DATA LINES:
- - -

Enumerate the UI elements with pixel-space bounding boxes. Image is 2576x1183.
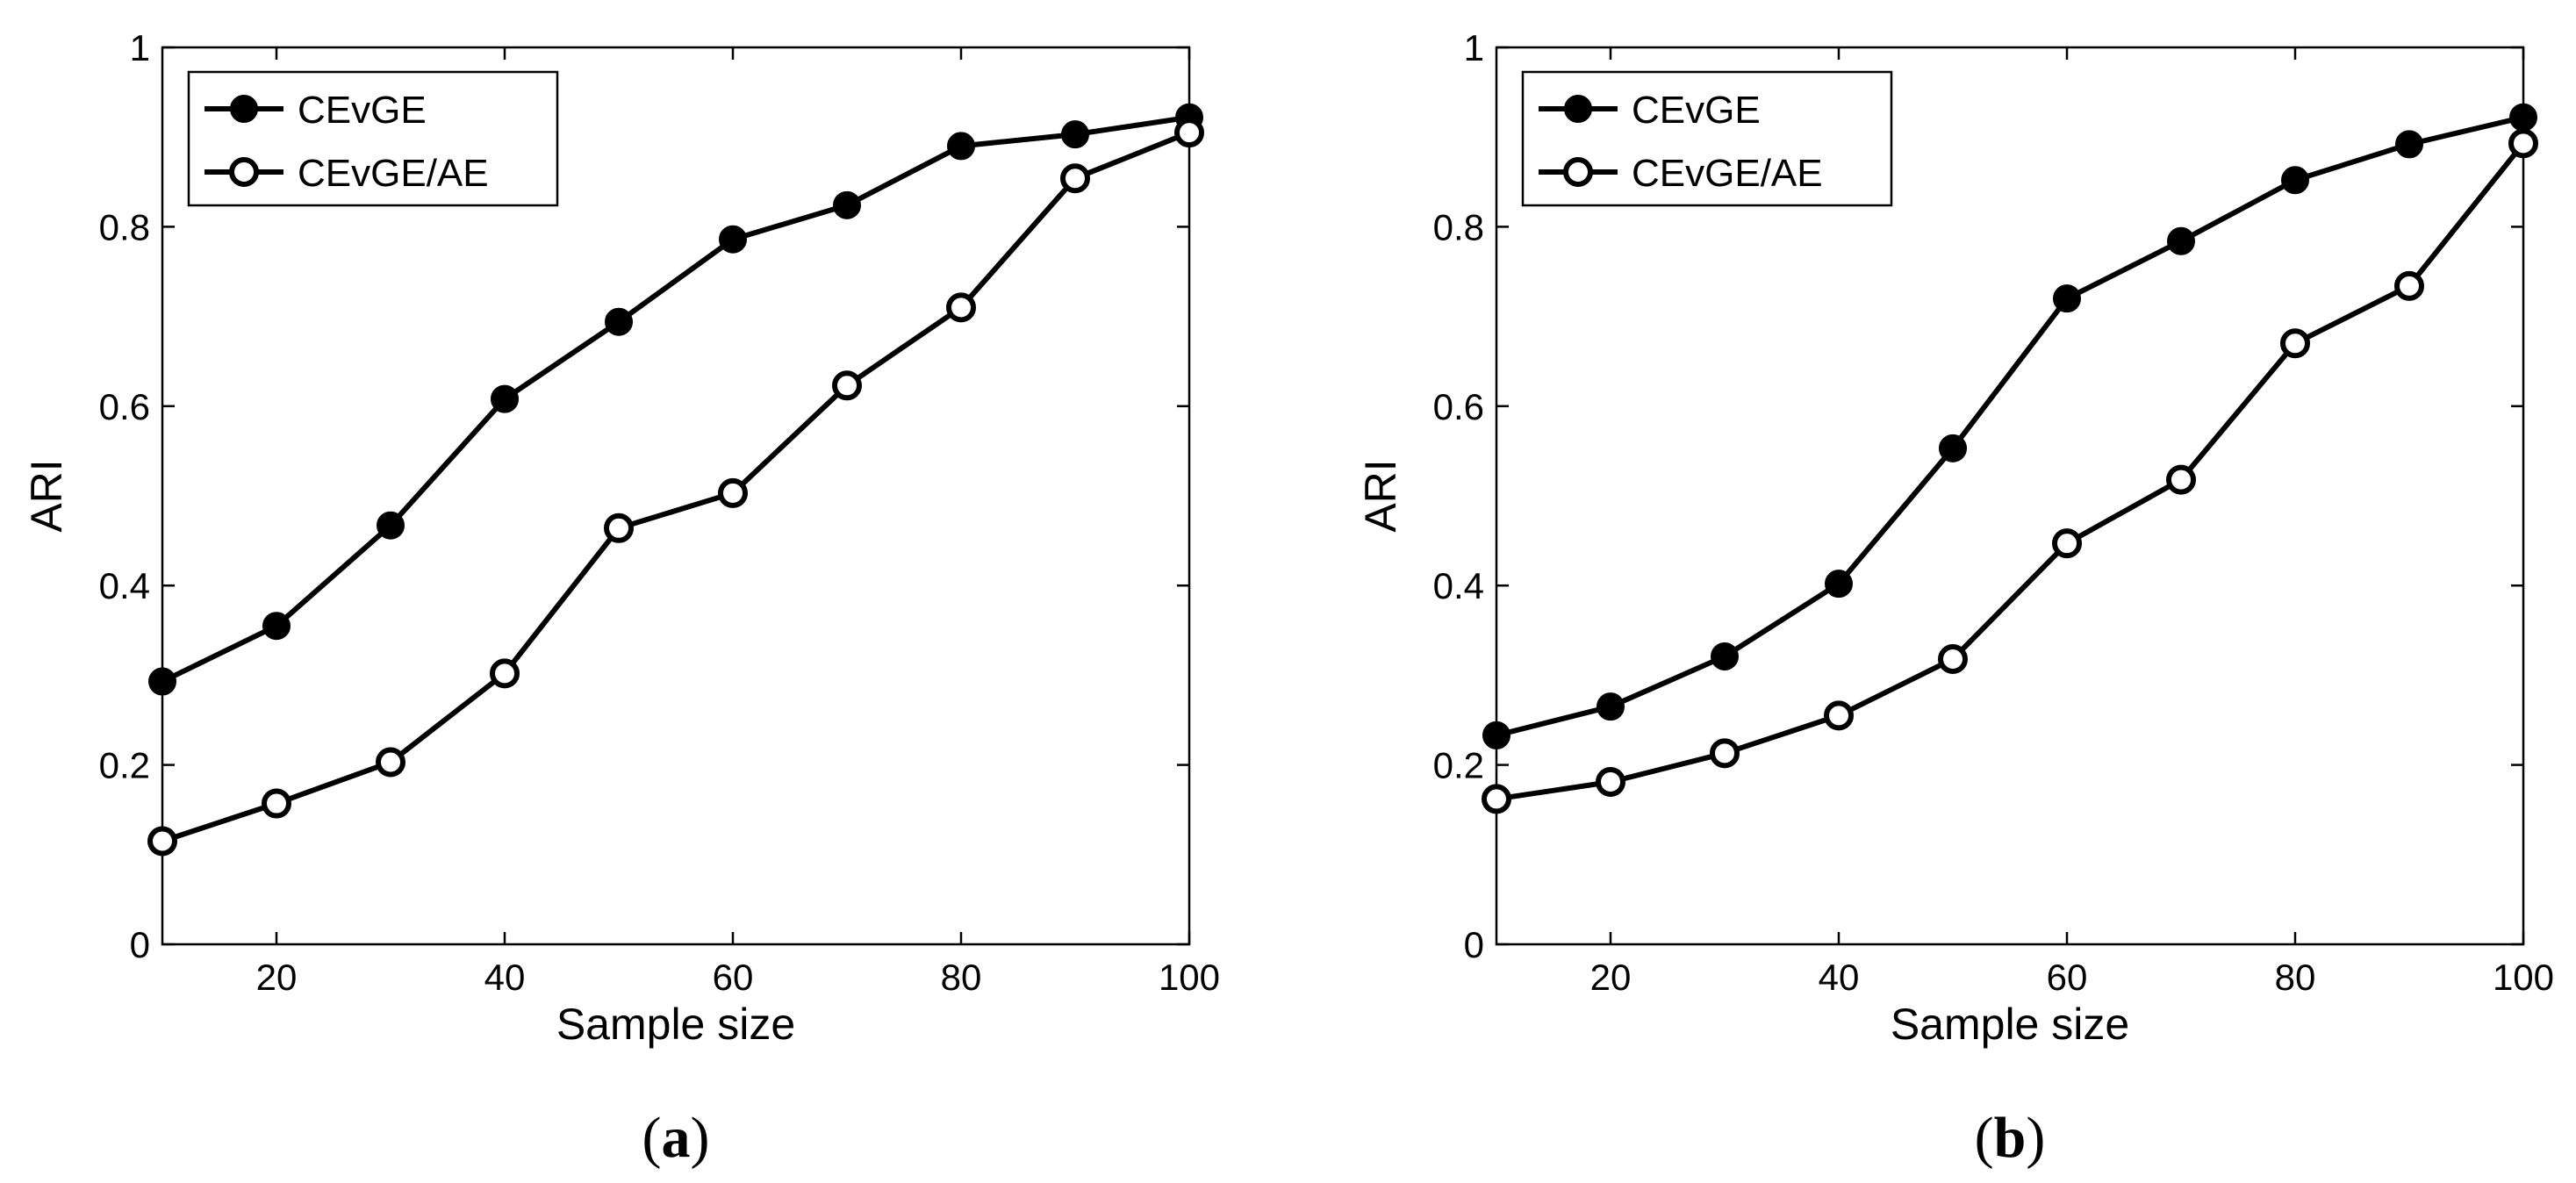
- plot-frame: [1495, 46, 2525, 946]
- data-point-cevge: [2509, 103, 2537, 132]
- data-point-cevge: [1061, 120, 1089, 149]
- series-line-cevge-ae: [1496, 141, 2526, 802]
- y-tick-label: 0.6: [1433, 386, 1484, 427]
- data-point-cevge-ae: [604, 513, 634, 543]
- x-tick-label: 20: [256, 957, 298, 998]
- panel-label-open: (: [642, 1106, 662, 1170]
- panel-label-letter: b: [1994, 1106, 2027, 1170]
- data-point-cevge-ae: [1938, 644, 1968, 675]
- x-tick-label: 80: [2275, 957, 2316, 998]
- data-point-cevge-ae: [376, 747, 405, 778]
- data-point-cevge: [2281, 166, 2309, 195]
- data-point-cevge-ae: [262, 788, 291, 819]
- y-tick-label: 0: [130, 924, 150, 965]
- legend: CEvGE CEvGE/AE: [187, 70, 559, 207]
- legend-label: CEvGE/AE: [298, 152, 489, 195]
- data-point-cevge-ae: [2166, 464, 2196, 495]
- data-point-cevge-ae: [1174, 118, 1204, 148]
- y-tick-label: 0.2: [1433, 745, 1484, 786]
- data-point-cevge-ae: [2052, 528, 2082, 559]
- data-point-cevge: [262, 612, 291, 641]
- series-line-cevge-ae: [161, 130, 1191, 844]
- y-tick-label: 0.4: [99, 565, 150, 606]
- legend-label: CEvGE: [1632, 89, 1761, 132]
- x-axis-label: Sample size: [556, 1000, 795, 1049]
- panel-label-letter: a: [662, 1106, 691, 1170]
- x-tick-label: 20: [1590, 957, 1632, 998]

- - -

GIVEN INSTRUCTION: Starting at the line containing "- plot-frame: [1495, 46, 2525, 946]" and ending at the line containing "- panel-label-open: (: [642, 1106, 662, 1170]", rename "tick-label" to "tick-text" and leave everything else unchanged. Give back only those lines.

SOLUTION FOR THIS TASK:
- plot-frame: [1495, 46, 2525, 946]
- data-point-cevge: [2509, 103, 2537, 132]
- data-point-cevge: [1061, 120, 1089, 149]
- series-line-cevge-ae: [1496, 141, 2526, 802]
- y-tick-text: 0.6: [1433, 386, 1484, 427]
- data-point-cevge-ae: [604, 513, 634, 543]
- x-tick-text: 20: [256, 957, 298, 998]
- panel-label-open: (: [642, 1106, 662, 1170]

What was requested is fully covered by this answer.